• **Instructions for the task**
Select, from the data, each line where "this" occurs.

** start **

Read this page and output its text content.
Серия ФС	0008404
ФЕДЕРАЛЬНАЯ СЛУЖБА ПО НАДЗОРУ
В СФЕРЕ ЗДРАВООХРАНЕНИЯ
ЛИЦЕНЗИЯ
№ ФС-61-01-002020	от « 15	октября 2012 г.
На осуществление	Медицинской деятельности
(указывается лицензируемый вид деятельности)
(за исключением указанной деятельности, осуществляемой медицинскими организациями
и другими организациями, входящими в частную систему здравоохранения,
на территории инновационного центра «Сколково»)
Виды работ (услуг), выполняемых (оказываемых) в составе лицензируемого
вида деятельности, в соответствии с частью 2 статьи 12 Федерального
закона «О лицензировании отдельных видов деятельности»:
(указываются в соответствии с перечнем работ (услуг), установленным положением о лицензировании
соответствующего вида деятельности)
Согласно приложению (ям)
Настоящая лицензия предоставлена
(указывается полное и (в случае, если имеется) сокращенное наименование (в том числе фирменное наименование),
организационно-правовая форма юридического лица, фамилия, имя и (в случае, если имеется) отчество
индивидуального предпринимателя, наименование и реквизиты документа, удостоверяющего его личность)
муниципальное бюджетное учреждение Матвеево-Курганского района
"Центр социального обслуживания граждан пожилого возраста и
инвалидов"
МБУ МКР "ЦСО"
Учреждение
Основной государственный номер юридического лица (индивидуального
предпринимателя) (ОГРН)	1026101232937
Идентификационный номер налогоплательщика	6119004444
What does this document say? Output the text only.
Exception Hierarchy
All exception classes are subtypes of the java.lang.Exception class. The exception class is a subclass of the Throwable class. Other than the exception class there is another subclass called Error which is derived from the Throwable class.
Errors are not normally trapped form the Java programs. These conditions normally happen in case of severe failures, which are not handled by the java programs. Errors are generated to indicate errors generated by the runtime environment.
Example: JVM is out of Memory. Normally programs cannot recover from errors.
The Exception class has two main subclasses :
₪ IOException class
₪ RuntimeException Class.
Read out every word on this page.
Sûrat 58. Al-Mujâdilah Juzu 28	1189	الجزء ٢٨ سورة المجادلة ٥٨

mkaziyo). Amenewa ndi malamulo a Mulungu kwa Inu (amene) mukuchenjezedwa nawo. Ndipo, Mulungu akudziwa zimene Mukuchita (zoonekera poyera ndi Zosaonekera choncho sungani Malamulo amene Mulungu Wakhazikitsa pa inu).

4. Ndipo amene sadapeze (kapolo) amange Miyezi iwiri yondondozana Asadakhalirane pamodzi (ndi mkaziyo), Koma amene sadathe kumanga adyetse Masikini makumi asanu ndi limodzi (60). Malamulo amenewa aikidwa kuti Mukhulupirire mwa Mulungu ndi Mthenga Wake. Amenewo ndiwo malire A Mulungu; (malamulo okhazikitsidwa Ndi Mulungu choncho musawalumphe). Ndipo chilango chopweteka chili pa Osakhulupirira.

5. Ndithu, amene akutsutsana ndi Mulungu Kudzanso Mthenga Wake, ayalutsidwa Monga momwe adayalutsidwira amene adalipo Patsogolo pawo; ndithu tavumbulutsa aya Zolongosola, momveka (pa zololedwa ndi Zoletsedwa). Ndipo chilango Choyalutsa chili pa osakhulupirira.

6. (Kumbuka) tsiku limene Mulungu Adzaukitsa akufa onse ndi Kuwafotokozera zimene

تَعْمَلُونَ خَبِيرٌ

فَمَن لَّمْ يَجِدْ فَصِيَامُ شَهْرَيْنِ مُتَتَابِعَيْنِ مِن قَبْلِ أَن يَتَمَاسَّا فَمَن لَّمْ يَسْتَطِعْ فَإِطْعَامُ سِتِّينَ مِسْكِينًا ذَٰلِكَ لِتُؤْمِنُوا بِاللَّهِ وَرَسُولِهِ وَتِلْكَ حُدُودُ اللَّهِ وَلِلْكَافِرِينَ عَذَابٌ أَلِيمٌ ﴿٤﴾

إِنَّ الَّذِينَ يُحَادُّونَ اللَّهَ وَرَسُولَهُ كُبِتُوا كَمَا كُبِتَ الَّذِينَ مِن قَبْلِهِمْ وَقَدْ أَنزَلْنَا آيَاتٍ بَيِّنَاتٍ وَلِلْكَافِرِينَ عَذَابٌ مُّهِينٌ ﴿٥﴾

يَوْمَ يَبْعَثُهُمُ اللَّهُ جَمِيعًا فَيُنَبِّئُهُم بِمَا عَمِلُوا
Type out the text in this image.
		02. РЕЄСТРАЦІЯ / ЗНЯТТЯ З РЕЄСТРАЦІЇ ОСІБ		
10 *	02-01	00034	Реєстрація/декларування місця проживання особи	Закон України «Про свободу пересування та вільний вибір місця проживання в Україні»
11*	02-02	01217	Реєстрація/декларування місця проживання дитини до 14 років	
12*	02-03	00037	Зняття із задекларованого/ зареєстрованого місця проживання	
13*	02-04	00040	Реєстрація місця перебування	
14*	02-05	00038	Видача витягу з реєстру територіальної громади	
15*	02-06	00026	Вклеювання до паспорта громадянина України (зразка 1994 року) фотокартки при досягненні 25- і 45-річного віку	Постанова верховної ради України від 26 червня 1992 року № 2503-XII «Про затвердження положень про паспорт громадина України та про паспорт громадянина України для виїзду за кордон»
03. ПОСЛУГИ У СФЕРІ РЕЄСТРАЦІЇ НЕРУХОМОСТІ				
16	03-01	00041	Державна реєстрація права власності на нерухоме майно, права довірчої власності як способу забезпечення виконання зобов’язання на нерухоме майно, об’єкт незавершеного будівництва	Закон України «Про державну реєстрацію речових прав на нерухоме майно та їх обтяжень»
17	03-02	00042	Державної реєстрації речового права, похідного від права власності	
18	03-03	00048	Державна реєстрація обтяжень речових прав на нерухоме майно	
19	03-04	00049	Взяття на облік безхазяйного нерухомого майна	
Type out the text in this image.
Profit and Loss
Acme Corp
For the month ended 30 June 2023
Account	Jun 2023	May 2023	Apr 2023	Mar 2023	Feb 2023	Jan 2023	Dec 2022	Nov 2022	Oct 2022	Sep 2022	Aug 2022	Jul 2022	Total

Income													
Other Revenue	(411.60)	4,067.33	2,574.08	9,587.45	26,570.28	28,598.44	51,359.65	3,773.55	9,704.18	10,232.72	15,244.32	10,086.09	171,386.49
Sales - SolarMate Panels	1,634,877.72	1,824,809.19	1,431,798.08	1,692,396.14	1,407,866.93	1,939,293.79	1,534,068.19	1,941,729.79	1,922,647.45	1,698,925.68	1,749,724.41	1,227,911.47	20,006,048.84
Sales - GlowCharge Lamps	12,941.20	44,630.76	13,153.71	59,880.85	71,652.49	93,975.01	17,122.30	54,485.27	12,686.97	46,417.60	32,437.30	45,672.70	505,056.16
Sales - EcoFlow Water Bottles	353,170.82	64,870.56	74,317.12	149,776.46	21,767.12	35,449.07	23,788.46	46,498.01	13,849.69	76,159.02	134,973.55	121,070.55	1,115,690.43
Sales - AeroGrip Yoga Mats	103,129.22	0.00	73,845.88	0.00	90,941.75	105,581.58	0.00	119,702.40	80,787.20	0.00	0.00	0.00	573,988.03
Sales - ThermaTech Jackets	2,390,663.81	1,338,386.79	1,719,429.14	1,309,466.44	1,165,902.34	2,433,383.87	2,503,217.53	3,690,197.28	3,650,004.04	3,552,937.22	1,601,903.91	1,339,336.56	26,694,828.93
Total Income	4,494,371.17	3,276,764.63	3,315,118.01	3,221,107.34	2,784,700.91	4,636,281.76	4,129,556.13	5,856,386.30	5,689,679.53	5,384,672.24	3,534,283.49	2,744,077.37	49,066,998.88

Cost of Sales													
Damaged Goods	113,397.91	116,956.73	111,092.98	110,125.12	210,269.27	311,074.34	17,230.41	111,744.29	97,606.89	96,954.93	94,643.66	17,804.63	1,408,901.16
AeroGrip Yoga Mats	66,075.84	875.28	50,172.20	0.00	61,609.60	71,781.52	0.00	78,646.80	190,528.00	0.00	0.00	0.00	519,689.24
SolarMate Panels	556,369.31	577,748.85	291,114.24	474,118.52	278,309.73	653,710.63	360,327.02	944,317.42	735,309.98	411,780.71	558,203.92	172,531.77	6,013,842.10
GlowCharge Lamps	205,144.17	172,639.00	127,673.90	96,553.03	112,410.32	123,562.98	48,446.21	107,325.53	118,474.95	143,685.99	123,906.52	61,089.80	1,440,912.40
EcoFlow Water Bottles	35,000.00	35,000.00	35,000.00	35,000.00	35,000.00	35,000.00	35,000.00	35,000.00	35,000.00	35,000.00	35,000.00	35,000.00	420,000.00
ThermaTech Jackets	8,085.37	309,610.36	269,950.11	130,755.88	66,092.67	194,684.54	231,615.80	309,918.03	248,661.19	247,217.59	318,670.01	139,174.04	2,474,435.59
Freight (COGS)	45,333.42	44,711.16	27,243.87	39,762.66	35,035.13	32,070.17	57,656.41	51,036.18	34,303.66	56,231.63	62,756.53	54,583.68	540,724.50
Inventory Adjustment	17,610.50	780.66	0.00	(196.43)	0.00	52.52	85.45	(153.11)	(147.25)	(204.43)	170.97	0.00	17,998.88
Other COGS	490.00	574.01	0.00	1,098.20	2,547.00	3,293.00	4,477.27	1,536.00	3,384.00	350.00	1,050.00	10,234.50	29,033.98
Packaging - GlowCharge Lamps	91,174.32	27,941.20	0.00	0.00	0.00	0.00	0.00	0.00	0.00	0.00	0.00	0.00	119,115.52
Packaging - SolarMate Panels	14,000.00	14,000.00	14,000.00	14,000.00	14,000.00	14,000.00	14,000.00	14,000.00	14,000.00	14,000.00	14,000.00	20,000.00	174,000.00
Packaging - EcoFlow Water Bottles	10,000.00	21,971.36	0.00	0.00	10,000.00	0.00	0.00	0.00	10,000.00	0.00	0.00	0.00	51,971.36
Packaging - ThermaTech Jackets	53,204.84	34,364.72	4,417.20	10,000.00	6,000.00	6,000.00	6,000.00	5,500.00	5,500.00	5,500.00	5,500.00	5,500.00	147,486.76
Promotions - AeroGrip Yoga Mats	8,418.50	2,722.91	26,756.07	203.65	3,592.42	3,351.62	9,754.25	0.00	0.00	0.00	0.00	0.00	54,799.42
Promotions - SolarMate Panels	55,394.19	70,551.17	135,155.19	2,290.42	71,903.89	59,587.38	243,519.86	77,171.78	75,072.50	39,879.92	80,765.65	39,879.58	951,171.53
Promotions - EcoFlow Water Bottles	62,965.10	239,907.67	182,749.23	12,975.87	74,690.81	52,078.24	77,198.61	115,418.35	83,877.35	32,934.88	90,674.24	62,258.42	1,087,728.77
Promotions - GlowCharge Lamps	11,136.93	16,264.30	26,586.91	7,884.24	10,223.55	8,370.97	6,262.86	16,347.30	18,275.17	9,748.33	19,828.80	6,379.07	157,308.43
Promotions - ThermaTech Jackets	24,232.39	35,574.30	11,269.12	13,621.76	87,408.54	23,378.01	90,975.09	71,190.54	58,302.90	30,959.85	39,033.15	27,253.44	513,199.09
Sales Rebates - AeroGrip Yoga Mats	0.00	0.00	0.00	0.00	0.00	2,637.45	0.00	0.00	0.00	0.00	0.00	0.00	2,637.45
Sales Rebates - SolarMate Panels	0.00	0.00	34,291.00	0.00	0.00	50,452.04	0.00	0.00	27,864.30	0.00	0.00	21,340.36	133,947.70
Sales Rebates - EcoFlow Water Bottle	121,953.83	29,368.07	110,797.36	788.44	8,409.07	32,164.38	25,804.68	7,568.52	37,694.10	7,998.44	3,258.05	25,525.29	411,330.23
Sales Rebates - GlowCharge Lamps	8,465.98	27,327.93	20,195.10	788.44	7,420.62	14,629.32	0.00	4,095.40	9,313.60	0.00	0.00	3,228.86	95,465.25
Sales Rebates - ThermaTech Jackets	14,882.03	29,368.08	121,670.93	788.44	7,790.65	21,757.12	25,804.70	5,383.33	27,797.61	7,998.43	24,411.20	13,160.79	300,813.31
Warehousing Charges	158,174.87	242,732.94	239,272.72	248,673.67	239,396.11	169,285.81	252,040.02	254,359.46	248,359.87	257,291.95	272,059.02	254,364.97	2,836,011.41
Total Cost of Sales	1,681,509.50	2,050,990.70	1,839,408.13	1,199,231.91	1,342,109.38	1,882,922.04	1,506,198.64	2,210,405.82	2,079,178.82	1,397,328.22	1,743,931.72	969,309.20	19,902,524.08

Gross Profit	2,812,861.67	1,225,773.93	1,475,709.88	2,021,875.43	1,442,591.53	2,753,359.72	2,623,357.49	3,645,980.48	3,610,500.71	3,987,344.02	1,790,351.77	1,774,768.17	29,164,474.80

** end **

• **Exercise answer**
Read this page and output its text content.
What does this document say? Output the text only.
Read out every word on this page.
Type out the text in this image.
Type out the text in this image.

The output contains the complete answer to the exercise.